» Stored data

****************************************

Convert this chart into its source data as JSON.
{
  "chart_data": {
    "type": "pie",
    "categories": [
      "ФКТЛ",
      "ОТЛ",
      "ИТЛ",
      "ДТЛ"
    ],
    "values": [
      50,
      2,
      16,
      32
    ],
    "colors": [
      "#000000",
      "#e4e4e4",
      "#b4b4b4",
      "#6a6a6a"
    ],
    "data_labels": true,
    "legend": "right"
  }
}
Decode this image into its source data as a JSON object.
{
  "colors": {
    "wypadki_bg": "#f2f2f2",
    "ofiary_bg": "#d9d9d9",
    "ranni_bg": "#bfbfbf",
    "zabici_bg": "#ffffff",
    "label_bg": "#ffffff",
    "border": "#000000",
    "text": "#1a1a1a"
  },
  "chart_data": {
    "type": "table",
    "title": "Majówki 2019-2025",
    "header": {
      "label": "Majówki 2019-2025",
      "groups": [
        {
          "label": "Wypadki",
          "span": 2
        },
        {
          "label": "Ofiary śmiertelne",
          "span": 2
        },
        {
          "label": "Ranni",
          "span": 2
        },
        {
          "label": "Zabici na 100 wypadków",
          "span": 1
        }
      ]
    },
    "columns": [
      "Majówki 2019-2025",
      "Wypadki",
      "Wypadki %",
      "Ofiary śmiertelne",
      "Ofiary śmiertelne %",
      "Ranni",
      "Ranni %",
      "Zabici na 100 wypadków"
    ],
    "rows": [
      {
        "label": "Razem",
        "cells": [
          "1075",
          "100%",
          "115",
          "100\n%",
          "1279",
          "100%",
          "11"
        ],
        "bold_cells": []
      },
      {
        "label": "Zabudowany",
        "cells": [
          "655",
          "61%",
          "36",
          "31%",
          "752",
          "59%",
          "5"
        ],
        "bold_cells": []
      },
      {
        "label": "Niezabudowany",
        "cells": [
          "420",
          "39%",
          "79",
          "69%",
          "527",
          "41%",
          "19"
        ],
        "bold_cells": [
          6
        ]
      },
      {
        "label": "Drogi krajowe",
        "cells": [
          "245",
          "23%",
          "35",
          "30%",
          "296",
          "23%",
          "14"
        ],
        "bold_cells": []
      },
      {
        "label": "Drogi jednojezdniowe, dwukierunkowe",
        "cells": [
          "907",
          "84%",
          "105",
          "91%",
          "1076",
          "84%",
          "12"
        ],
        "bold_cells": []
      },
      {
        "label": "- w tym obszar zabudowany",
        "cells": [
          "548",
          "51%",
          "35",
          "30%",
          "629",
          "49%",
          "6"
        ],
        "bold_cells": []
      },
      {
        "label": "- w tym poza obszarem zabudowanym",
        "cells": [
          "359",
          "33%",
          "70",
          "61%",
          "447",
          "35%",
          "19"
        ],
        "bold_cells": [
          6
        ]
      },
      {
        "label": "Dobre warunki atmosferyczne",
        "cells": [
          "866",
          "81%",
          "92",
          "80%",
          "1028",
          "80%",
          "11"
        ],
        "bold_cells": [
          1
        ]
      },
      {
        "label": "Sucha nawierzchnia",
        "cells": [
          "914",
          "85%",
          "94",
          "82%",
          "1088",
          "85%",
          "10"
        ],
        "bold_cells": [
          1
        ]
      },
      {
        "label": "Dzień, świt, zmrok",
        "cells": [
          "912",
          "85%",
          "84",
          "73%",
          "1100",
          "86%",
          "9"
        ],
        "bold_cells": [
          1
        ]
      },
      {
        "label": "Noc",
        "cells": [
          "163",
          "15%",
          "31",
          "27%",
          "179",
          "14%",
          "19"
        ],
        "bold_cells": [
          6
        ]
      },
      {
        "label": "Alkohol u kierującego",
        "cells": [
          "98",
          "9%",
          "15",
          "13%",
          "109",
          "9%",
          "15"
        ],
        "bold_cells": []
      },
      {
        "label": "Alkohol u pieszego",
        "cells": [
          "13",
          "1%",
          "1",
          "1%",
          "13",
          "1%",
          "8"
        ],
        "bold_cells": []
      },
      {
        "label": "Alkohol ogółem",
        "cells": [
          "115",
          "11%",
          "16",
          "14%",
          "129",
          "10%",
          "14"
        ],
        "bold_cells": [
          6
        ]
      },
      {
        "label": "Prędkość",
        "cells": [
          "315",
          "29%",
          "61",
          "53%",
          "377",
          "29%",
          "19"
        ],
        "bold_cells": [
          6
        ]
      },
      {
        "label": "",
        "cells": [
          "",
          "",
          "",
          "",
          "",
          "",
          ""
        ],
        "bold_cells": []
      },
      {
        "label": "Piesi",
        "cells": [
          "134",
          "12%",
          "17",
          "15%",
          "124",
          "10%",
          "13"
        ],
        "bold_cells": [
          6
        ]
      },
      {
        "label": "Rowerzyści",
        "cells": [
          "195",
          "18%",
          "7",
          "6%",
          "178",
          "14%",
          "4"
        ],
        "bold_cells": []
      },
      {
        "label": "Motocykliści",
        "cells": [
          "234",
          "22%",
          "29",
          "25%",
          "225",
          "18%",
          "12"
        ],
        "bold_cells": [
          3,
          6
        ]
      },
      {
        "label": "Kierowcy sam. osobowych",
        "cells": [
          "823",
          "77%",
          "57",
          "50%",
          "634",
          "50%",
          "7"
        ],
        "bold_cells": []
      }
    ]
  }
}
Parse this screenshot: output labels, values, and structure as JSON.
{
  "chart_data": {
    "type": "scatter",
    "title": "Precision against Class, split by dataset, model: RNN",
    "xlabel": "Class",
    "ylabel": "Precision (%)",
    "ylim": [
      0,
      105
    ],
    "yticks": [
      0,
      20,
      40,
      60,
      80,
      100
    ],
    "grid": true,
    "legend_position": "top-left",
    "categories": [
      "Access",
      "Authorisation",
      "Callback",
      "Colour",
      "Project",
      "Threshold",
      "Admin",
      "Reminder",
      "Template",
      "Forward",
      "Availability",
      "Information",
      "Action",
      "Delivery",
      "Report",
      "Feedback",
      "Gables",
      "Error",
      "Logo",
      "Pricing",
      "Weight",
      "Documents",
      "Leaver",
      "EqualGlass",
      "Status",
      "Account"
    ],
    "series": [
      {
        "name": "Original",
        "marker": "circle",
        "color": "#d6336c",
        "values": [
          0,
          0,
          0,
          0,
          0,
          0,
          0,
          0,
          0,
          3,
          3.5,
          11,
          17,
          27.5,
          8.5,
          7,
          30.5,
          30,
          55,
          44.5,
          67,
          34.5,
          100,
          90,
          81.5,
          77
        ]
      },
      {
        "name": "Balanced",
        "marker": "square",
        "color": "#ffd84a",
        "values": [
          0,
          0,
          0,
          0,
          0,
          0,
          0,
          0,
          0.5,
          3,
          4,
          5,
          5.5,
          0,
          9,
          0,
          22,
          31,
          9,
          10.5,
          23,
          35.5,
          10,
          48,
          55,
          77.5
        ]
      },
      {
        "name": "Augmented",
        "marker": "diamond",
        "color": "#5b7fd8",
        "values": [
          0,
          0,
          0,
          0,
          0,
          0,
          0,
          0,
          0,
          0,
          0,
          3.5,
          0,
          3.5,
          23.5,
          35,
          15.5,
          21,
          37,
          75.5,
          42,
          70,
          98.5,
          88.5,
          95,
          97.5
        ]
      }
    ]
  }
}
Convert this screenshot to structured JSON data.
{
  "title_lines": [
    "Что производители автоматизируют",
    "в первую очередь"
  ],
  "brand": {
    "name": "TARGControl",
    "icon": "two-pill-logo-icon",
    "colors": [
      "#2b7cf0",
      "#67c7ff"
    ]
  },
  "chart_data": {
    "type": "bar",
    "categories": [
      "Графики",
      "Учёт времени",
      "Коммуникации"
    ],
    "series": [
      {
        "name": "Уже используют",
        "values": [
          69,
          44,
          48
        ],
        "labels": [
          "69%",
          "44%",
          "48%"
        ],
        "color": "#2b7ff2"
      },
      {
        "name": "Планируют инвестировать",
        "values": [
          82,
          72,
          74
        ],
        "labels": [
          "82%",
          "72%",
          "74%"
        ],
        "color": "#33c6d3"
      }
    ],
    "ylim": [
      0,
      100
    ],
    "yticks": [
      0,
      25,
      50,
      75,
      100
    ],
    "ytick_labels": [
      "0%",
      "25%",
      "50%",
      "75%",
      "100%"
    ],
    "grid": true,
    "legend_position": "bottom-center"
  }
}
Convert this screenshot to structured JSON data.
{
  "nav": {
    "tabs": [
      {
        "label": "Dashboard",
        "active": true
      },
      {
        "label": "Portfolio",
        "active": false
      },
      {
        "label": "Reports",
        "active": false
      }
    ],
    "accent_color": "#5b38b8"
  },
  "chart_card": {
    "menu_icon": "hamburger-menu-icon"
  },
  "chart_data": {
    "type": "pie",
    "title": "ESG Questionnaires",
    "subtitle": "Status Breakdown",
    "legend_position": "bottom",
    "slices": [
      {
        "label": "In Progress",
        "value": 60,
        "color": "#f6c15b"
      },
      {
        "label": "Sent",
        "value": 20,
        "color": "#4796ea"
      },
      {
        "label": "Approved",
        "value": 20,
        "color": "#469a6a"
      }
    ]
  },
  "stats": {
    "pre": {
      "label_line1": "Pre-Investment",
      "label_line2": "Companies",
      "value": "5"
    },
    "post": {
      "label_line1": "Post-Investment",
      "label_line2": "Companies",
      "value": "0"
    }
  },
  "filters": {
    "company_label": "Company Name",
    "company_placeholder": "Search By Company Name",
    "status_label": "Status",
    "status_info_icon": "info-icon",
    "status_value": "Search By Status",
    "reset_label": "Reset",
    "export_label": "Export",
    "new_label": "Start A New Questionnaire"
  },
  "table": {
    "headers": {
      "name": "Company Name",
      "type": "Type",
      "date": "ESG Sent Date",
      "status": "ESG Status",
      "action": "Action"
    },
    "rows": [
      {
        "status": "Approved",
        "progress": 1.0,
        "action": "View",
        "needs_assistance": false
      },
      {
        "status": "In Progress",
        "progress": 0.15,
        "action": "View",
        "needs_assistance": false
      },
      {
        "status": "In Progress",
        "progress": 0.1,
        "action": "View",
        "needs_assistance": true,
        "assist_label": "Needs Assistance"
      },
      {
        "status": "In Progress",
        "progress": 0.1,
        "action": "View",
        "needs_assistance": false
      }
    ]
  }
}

****************************************

Gather and copy every line of the data in which the string "Company" is found.

» Response
    "company_label": "Company Name",
    "company_placeholder": "Search By Company Name",
      "name": "Company Name",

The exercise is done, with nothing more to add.